── Dataset records
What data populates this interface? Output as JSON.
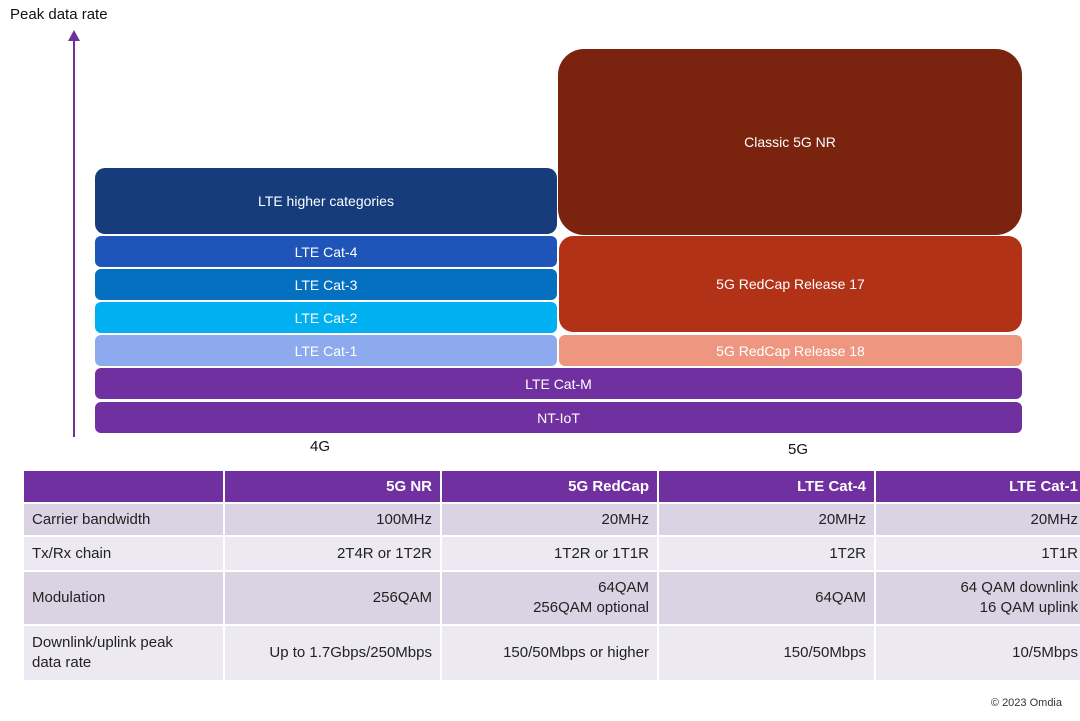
{
  "diagram": {
    "axis_title": "Peak data rate",
    "colors": {
      "axis": "#7030a0",
      "lte_higher": "#163c7c",
      "lte_cat4": "#1f55b8",
      "lte_cat3": "#0570c0",
      "lte_cat2": "#00b0f0",
      "lte_cat1": "#8eaaee",
      "classic_nr": "#7a230f",
      "redcap17": "#b23218",
      "redcap18": "#ee9680",
      "lte_catm": "#7030a0",
      "nbiot": "#7030a0"
    },
    "blocks": {
      "lte_higher": "LTE higher categories",
      "lte_cat4": "LTE Cat-4",
      "lte_cat3": "LTE Cat-3",
      "lte_cat2": "LTE Cat-2",
      "lte_cat1": "LTE Cat-1",
      "classic_nr": "Classic 5G NR",
      "redcap17": "5G RedCap Release 17",
      "redcap18": "5G RedCap Release 18",
      "lte_catm": "LTE Cat-M",
      "nbiot": "NT-IoT"
    },
    "gen_4g": "4G",
    "gen_5g": "5G"
  },
  "table": {
    "headers": [
      "",
      "5G NR",
      "5G RedCap",
      "LTE Cat-4",
      "LTE Cat-1"
    ],
    "rows": [
      [
        "Carrier bandwidth",
        "100MHz",
        "20MHz",
        "20MHz",
        "20MHz"
      ],
      [
        "Tx/Rx chain",
        "2T4R or 1T2R",
        "1T2R or 1T1R",
        "1T2R",
        "1T1R"
      ],
      [
        "Modulation",
        "256QAM",
        "64QAM\n256QAM optional",
        "64QAM",
        "64 QAM downlink\n16 QAM uplink"
      ],
      [
        "Downlink/uplink peak\ndata rate",
        "Up to 1.7Gbps/250Mbps",
        "150/50Mbps or higher",
        "150/50Mbps",
        "10/5Mbps"
      ]
    ]
  },
  "copyright": "© 2023 Omdia"
}
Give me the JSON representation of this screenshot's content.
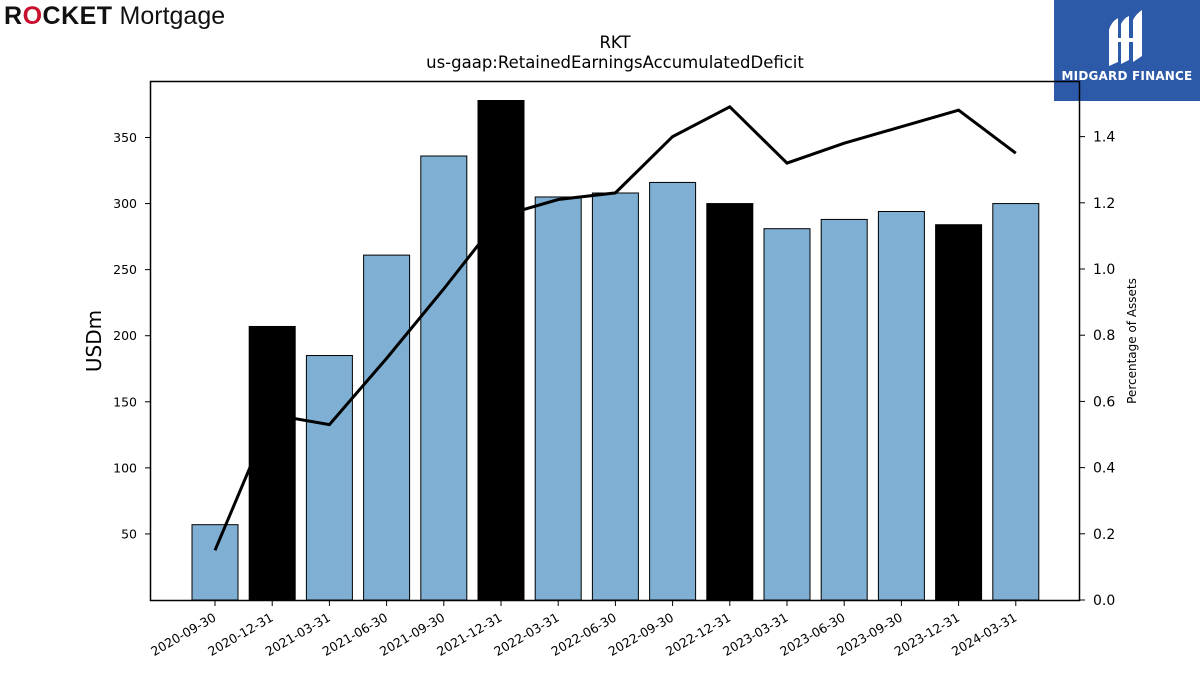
{
  "brand": {
    "part1": "R",
    "part2": "CKET",
    "part3": " Mortgage"
  },
  "badge": {
    "text": "MIDGARD FINANCE",
    "bg": "#2d5aa8"
  },
  "chart_data": {
    "type": "bar",
    "title": "RKT",
    "subtitle": "us-gaap:RetainedEarningsAccumulatedDeficit",
    "ylabel": "USDm",
    "y2label": "Percentage of Assets",
    "categories": [
      "2020-09-30",
      "2020-12-31",
      "2021-03-31",
      "2021-06-30",
      "2021-09-30",
      "2021-12-31",
      "2022-03-31",
      "2022-06-30",
      "2022-09-30",
      "2022-12-31",
      "2023-03-31",
      "2023-06-30",
      "2023-09-30",
      "2023-12-31",
      "2024-03-31"
    ],
    "values": [
      57,
      207,
      185,
      261,
      336,
      378,
      305,
      308,
      316,
      300,
      281,
      288,
      294,
      284,
      300
    ],
    "bar_colors": [
      "#7fb0d4",
      "#000000",
      "#7fb0d4",
      "#7fb0d4",
      "#7fb0d4",
      "#000000",
      "#7fb0d4",
      "#7fb0d4",
      "#7fb0d4",
      "#000000",
      "#7fb0d4",
      "#7fb0d4",
      "#7fb0d4",
      "#000000",
      "#7fb0d4"
    ],
    "line_series": {
      "values": [
        0.15,
        0.56,
        0.53,
        0.73,
        0.94,
        1.16,
        1.21,
        1.23,
        1.4,
        1.49,
        1.32,
        1.38,
        1.43,
        1.48,
        1.35
      ],
      "color": "#000000"
    },
    "ylim": [
      0,
      392
    ],
    "y2lim": [
      0,
      1.565
    ],
    "yticks": [
      50,
      100,
      150,
      200,
      250,
      300,
      350
    ],
    "y2ticks": [
      "0.0",
      "0.2",
      "0.4",
      "0.6",
      "0.8",
      "1.0",
      "1.2",
      "1.4"
    ],
    "grid": false
  }
}
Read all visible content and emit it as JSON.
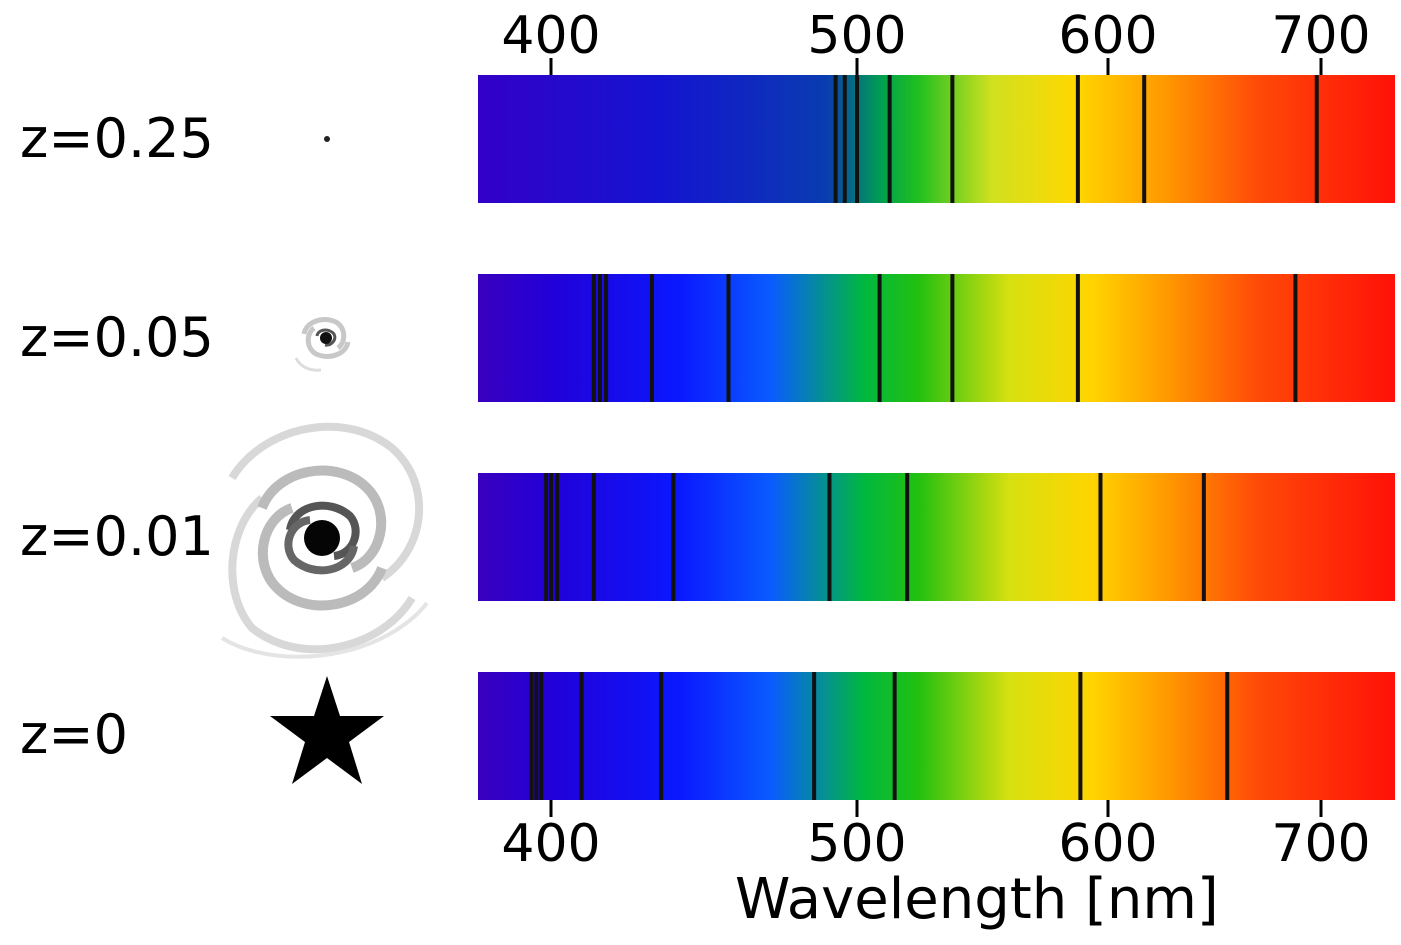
{
  "axis": {
    "ticks": [
      "400",
      "500",
      "600",
      "700"
    ],
    "title": "Wavelength [nm]"
  },
  "rows": [
    {
      "label": "z=0.25",
      "object": "distant-galaxy-dot-icon",
      "lines": [
        493,
        496,
        500,
        513,
        538,
        588,
        617,
        698
      ]
    },
    {
      "label": "z=0.05",
      "object": "small-spiral-galaxy-icon",
      "lines": [
        414,
        416,
        418,
        433,
        458,
        509,
        538,
        588,
        688
      ]
    },
    {
      "label": "z=0.01",
      "object": "spiral-galaxy-icon",
      "lines": [
        398,
        400,
        402,
        414,
        440,
        491,
        520,
        597,
        645
      ]
    },
    {
      "label": "z=0",
      "object": "star-icon",
      "lines": [
        392,
        394,
        396,
        410,
        436,
        486,
        515,
        589,
        656
      ]
    }
  ],
  "colors": {
    "line": "#111111",
    "background": "#ffffff"
  }
}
────
The problem » Search the material above for "icon". Pull out each line where it shows up.

Answer for the task »
      "object": "distant-galaxy-dot-icon",
      "object": "small-spiral-galaxy-icon",
      "object": "spiral-galaxy-icon",
      "object": "star-icon",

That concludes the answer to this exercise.